=== What you have to do ===
Find the lines below that contain the string "cinétique". Copy each one.

Stored data
== == ==

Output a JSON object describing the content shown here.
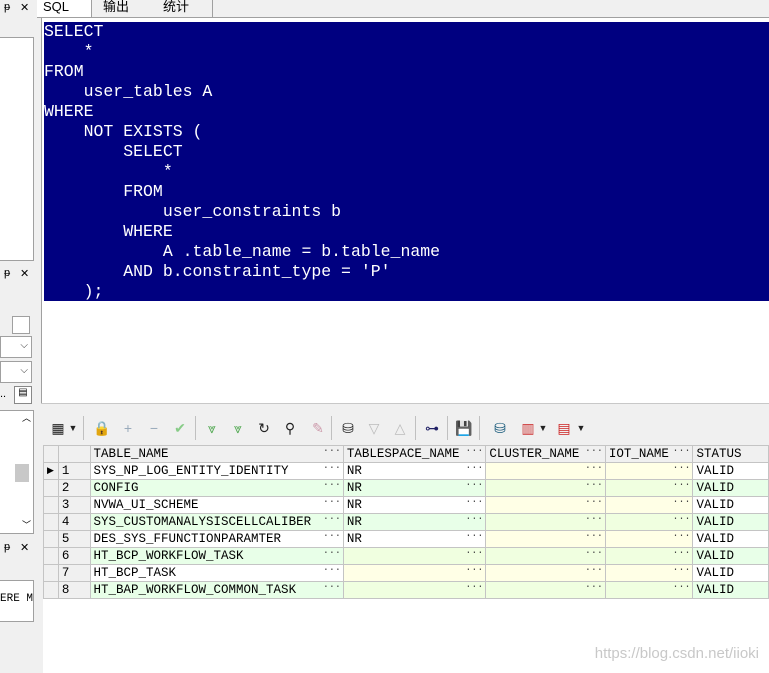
{
  "tabs": [
    {
      "label": "SQL",
      "active": true
    },
    {
      "label": "输出",
      "active": false
    },
    {
      "label": "统计",
      "active": false
    }
  ],
  "left_panel": {
    "pin_glyph": "ᵽ",
    "close_glyph": "✕",
    "truncated_labels": [
      "..",
      "ERE M"
    ]
  },
  "sql_lines": [
    "SELECT",
    "    *",
    "FROM",
    "    user_tables A",
    "WHERE",
    "    NOT EXISTS (",
    "        SELECT",
    "            *",
    "        FROM",
    "            user_constraints b",
    "        WHERE",
    "            A .table_name = b.table_name",
    "        AND b.constraint_type = 'P'",
    "    );"
  ],
  "grid": {
    "columns": [
      "TABLE_NAME",
      "TABLESPACE_NAME",
      "CLUSTER_NAME",
      "IOT_NAME",
      "STATUS"
    ],
    "rows": [
      {
        "n": "1",
        "cells": [
          "SYS_NP_LOG_ENTITY_IDENTITY",
          "NR",
          "",
          "",
          "VALID"
        ]
      },
      {
        "n": "2",
        "cells": [
          "CONFIG",
          "NR",
          "",
          "",
          "VALID"
        ]
      },
      {
        "n": "3",
        "cells": [
          "NVWA_UI_SCHEME",
          "NR",
          "",
          "",
          "VALID"
        ]
      },
      {
        "n": "4",
        "cells": [
          "SYS_CUSTOMANALYSISCELLCALIBER",
          "NR",
          "",
          "",
          "VALID"
        ]
      },
      {
        "n": "5",
        "cells": [
          "DES_SYS_FFUNCTIONPARAMTER",
          "NR",
          "",
          "",
          "VALID"
        ]
      },
      {
        "n": "6",
        "cells": [
          "HT_BCP_WORKFLOW_TASK",
          "",
          "",
          "",
          "VALID"
        ]
      },
      {
        "n": "7",
        "cells": [
          "HT_BCP_TASK",
          "",
          "",
          "",
          "VALID"
        ]
      },
      {
        "n": "8",
        "cells": [
          "HT_BAP_WORKFLOW_COMMON_TASK",
          "",
          "",
          "",
          "VALID"
        ]
      }
    ],
    "cell_button": "···",
    "current_row_marker": "▶"
  },
  "toolbar_icons": [
    "grid-menu-icon",
    "lock-icon",
    "add-row-icon",
    "delete-row-icon",
    "post-icon",
    "fetch-next-icon",
    "fetch-all-icon",
    "refresh-icon",
    "find-icon",
    "clear-icon",
    "query-by-example-icon",
    "filter-icon",
    "sort-icon",
    "link-icon",
    "save-icon",
    "export-icon",
    "chart-icon",
    "html-export-icon"
  ],
  "watermark": "https://blog.csdn.net/iioki",
  "colors": {
    "selection": "#000080",
    "alt_row": "#e8ffe8",
    "null_cell": "#ffffe6"
  }
}
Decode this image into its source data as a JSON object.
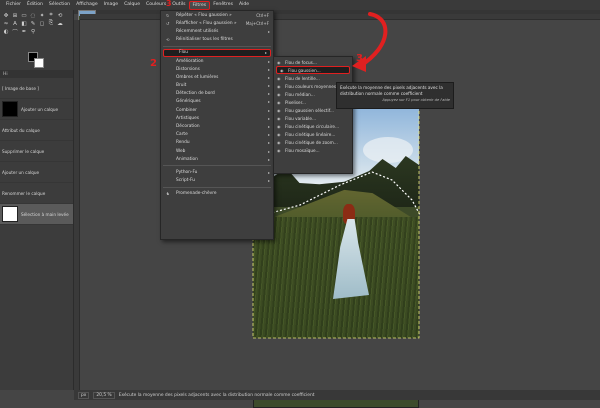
{
  "menubar": [
    "Fichier",
    "Édition",
    "Sélection",
    "Affichage",
    "Image",
    "Calque",
    "Couleurs",
    "Outils",
    "Filtres",
    "Fenêtres",
    "Aide"
  ],
  "active_menu_index": 8,
  "layers_header": "Hi",
  "history": [
    {
      "label": "[ Image de base ]",
      "thumb": "photo"
    },
    {
      "label": "Ajouter un calque",
      "thumb": "black"
    },
    {
      "label": "Attribut du calque",
      "thumb": "photo"
    },
    {
      "label": "Supprimer le calque",
      "thumb": "photo"
    },
    {
      "label": "Ajouter un calque",
      "thumb": "photo"
    },
    {
      "label": "Renommer le calque",
      "thumb": "photo"
    },
    {
      "label": "Sélection à main levée",
      "thumb": "white"
    }
  ],
  "filters_menu": {
    "repeat": {
      "label": "Répéter « Flou gaussien »",
      "shortcut": "Ctrl+F"
    },
    "reshow": {
      "label": "Réafficher « Flou gaussien »",
      "shortcut": "Maj+Ctrl+F"
    },
    "recent": "Récemment utilisés",
    "reset": "Réinitialiser tous les filtres",
    "blur": "Flou",
    "items": [
      "Amélioration",
      "Distorsions",
      "Ombres et lumières",
      "Bruit",
      "Détection de bord",
      "Génériques",
      "Combiner",
      "Artistiques",
      "Décoration",
      "Carte",
      "Rendu",
      "Web",
      "Animation"
    ],
    "scripts": [
      "Python-Fu",
      "Script-Fu"
    ],
    "gegl": "Promenade-chèvre"
  },
  "blur_submenu": [
    "Flou de focus...",
    "Flou gaussien...",
    "Flou de lentille...",
    "Flou couleurs moyennes...",
    "Flou médian...",
    "Pixeliser...",
    "Flou gaussien sélectif...",
    "Flou variable...",
    "Flou cinétique circulaire...",
    "Flou cinétique linéaire...",
    "Flou cinétique de zoom...",
    "Flou mosaïque..."
  ],
  "tooltip": {
    "text": "Exécute la moyenne des pixels adjacents avec la distribution normale comme coefficient",
    "help": "Appuyez sur F1 pour obtenir de l'aide"
  },
  "badges": {
    "menu": "3",
    "blur": "2",
    "gauss": "3"
  },
  "statusbar": {
    "unit": "px",
    "zoom": "20,5 %",
    "text": "Exécute la moyenne des pixels adjacents avec la distribution normale comme coefficient"
  },
  "colors": {
    "highlight": "#e02020",
    "menu_bg": "#3e3e3e",
    "app_bg": "#454545"
  }
}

== == ==

=== Exercise output ===
    "Flou cinétique circulaire...",
    "Flou cinétique linéaire...",
    "Flou cinétique de zoom...",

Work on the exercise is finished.